Report each line of the data that includes the word "由宦官管理".
# Start of Recorded information
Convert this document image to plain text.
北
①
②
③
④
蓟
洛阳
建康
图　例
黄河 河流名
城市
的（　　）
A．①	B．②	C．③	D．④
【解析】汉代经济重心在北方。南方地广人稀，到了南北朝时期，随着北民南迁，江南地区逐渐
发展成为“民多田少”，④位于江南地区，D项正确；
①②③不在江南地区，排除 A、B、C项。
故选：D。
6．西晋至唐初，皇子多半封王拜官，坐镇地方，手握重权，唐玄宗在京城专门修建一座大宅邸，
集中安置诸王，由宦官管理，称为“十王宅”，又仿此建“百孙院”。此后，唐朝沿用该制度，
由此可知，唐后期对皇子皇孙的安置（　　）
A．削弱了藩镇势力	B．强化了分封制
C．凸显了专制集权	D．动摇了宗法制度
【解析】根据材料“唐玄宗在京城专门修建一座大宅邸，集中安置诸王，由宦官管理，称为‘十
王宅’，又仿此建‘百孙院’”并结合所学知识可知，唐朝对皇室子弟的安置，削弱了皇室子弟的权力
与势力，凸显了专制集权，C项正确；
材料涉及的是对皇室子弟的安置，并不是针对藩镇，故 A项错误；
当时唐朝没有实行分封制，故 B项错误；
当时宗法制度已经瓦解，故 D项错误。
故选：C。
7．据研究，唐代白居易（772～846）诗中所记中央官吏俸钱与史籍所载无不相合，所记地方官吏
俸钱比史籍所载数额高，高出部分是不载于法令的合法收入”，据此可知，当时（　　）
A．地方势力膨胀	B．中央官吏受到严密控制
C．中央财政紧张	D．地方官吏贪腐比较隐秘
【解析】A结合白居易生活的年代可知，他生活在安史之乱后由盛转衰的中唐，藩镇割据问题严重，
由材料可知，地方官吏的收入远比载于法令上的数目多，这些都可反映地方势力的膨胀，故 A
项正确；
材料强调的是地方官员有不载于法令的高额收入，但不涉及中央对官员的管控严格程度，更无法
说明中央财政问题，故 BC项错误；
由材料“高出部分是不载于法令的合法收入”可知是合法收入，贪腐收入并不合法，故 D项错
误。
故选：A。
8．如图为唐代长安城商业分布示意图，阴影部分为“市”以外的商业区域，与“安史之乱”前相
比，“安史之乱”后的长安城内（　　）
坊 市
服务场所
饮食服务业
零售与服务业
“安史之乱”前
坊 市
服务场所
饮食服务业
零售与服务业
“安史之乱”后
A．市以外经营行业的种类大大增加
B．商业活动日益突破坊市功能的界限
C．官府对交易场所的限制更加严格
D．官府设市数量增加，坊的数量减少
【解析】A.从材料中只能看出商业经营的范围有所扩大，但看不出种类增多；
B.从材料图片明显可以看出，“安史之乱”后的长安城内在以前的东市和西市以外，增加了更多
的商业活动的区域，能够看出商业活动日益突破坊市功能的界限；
# End of Recorded information
◆ Exercise result
集中安置诸王，由宦官管理，称为“十王宅”，又仿此建“百孙院”。此后，唐朝沿用该制度，
【解析】根据材料“唐玄宗在京城专门修建一座大宅邸，集中安置诸王，由宦官管理，称为‘十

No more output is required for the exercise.